▸ **DATA ROWS**
* * *

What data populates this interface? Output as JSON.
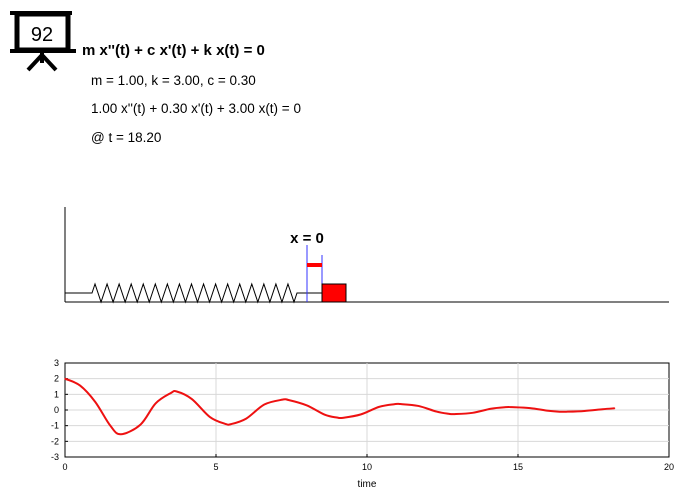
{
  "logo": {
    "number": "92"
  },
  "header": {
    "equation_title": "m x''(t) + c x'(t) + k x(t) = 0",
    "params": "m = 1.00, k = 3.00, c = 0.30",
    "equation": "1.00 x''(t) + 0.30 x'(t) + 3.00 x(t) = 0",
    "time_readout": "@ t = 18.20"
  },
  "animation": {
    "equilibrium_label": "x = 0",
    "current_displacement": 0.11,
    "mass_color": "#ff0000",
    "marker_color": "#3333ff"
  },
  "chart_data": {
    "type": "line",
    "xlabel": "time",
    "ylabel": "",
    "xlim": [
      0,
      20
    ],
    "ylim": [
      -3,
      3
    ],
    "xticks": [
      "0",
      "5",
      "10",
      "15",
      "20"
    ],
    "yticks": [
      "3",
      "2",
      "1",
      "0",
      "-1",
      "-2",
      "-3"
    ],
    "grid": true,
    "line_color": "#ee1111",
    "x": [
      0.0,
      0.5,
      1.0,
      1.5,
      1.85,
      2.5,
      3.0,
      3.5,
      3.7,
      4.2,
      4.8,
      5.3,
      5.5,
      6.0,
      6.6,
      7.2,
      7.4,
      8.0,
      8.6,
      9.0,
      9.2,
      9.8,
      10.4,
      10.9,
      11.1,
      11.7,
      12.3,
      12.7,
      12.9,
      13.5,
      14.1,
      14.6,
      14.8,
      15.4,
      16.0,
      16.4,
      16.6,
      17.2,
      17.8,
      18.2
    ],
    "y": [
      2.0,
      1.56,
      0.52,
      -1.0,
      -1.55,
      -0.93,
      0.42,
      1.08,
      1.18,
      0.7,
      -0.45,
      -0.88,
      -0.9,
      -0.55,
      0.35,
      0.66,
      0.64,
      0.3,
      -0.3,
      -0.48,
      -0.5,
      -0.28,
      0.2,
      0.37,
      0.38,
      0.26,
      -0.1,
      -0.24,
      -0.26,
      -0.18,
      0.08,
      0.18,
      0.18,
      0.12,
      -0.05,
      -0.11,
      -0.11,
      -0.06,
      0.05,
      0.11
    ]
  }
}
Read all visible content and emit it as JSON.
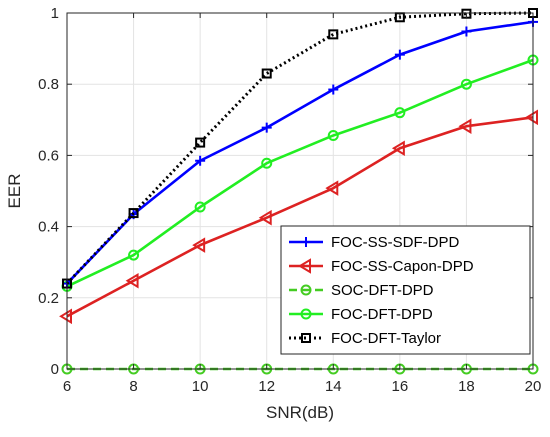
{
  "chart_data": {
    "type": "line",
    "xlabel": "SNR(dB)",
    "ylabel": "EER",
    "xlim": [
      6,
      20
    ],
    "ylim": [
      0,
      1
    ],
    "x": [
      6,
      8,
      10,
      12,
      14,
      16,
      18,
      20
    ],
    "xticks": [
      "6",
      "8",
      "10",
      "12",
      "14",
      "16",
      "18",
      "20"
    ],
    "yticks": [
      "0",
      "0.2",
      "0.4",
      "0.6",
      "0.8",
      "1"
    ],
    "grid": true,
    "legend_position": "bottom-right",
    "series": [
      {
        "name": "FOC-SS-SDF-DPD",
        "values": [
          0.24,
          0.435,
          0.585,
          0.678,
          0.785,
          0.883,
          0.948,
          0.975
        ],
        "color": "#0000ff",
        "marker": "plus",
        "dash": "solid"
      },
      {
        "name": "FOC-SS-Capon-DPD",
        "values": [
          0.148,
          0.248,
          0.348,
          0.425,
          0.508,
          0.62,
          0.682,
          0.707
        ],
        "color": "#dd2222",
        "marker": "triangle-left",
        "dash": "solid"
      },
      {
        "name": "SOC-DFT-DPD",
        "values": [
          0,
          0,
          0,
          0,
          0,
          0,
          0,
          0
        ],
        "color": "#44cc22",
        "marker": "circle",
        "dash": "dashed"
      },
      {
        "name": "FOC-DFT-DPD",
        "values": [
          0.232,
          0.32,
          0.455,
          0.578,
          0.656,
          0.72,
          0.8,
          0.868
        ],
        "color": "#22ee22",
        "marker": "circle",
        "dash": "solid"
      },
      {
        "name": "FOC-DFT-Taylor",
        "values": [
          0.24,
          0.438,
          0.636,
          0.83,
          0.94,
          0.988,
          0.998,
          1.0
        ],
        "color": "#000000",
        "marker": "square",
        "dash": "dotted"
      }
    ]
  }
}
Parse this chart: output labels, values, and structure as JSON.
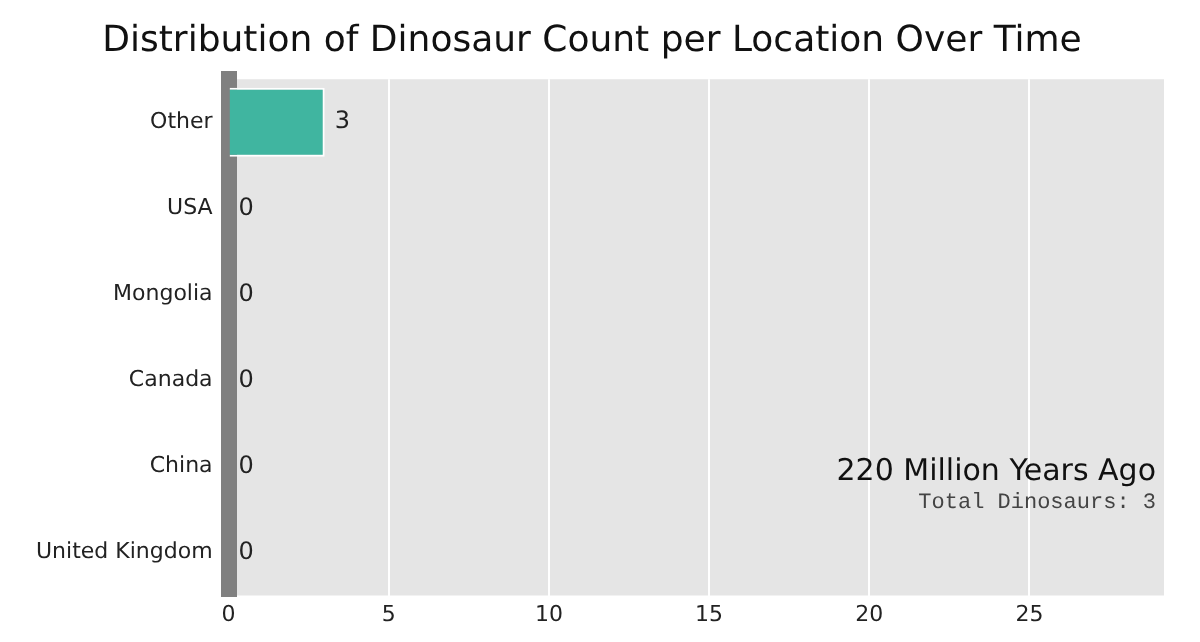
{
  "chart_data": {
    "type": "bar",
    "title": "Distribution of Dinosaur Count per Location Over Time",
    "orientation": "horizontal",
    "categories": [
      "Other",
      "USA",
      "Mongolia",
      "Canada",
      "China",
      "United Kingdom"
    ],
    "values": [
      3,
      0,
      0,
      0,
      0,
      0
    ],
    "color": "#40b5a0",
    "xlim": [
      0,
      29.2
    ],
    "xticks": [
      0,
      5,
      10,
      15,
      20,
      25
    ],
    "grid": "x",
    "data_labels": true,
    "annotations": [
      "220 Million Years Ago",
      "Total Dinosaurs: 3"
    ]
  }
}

* * *

Repeat all the data as it stands, dropping any images it holds.

What data populates this interface? Output as JSON.
{
  "logo": {
    "number": "92"
  },
  "header": {
    "equation_title": "m x''(t) + c x'(t) + k x(t) = 0",
    "params": "m = 1.00, k = 3.00, c = 0.30",
    "equation": "1.00 x''(t) + 0.30 x'(t) + 3.00 x(t) = 0",
    "time_readout": "@ t = 18.20"
  },
  "animation": {
    "equilibrium_label": "x = 0",
    "current_displacement": 0.11,
    "mass_color": "#ff0000",
    "marker_color": "#3333ff"
  },
  "chart_data": {
    "type": "line",
    "xlabel": "time",
    "ylabel": "",
    "xlim": [
      0,
      20
    ],
    "ylim": [
      -3,
      3
    ],
    "xticks": [
      "0",
      "5",
      "10",
      "15",
      "20"
    ],
    "yticks": [
      "3",
      "2",
      "1",
      "0",
      "-1",
      "-2",
      "-3"
    ],
    "grid": true,
    "line_color": "#ee1111",
    "x": [
      0.0,
      0.5,
      1.0,
      1.5,
      1.85,
      2.5,
      3.0,
      3.5,
      3.7,
      4.2,
      4.8,
      5.3,
      5.5,
      6.0,
      6.6,
      7.2,
      7.4,
      8.0,
      8.6,
      9.0,
      9.2,
      9.8,
      10.4,
      10.9,
      11.1,
      11.7,
      12.3,
      12.7,
      12.9,
      13.5,
      14.1,
      14.6,
      14.8,
      15.4,
      16.0,
      16.4,
      16.6,
      17.2,
      17.8,
      18.2
    ],
    "y": [
      2.0,
      1.56,
      0.52,
      -1.0,
      -1.55,
      -0.93,
      0.42,
      1.08,
      1.18,
      0.7,
      -0.45,
      -0.88,
      -0.9,
      -0.55,
      0.35,
      0.66,
      0.64,
      0.3,
      -0.3,
      -0.48,
      -0.5,
      -0.28,
      0.2,
      0.37,
      0.38,
      0.26,
      -0.1,
      -0.24,
      -0.26,
      -0.18,
      0.08,
      0.18,
      0.18,
      0.12,
      -0.05,
      -0.11,
      -0.11,
      -0.06,
      0.05,
      0.11
    ]
  }
}
Read all visible content and emit it as JSON.
{
  "chart_data": {
    "type": "line",
    "xlabel": "SNR(dB)",
    "ylabel": "EER",
    "xlim": [
      6,
      20
    ],
    "ylim": [
      0,
      1
    ],
    "x": [
      6,
      8,
      10,
      12,
      14,
      16,
      18,
      20
    ],
    "xticks": [
      "6",
      "8",
      "10",
      "12",
      "14",
      "16",
      "18",
      "20"
    ],
    "yticks": [
      "0",
      "0.2",
      "0.4",
      "0.6",
      "0.8",
      "1"
    ],
    "grid": true,
    "legend_position": "bottom-right",
    "series": [
      {
        "name": "FOC-SS-SDF-DPD",
        "values": [
          0.24,
          0.435,
          0.585,
          0.678,
          0.785,
          0.883,
          0.948,
          0.975
        ],
        "color": "#0000ff",
        "marker": "plus",
        "dash": "solid"
      },
      {
        "name": "FOC-SS-Capon-DPD",
        "values": [
          0.148,
          0.248,
          0.348,
          0.425,
          0.508,
          0.62,
          0.682,
          0.707
        ],
        "color": "#dd2222",
        "marker": "triangle-left",
        "dash": "solid"
      },
      {
        "name": "SOC-DFT-DPD",
        "values": [
          0,
          0,
          0,
          0,
          0,
          0,
          0,
          0
        ],
        "color": "#44cc22",
        "marker": "circle",
        "dash": "dashed"
      },
      {
        "name": "FOC-DFT-DPD",
        "values": [
          0.232,
          0.32,
          0.455,
          0.578,
          0.656,
          0.72,
          0.8,
          0.868
        ],
        "color": "#22ee22",
        "marker": "circle",
        "dash": "solid"
      },
      {
        "name": "FOC-DFT-Taylor",
        "values": [
          0.24,
          0.438,
          0.636,
          0.83,
          0.94,
          0.988,
          0.998,
          1.0
        ],
        "color": "#000000",
        "marker": "square",
        "dash": "dotted"
      }
    ]
  }
}
Parse this chart: output labels, values, and structure as JSON.
{
  "chart_data": {
    "type": "bar",
    "title": "Distribution of Dinosaur Count per Location Over Time",
    "orientation": "horizontal",
    "categories": [
      "Other",
      "USA",
      "Mongolia",
      "Canada",
      "China",
      "United Kingdom"
    ],
    "values": [
      3,
      0,
      0,
      0,
      0,
      0
    ],
    "color": "#40b5a0",
    "xlim": [
      0,
      29.2
    ],
    "xticks": [
      0,
      5,
      10,
      15,
      20,
      25
    ],
    "grid": "x",
    "data_labels": true,
    "annotations": [
      "220 Million Years Ago",
      "Total Dinosaurs: 3"
    ]
  }
}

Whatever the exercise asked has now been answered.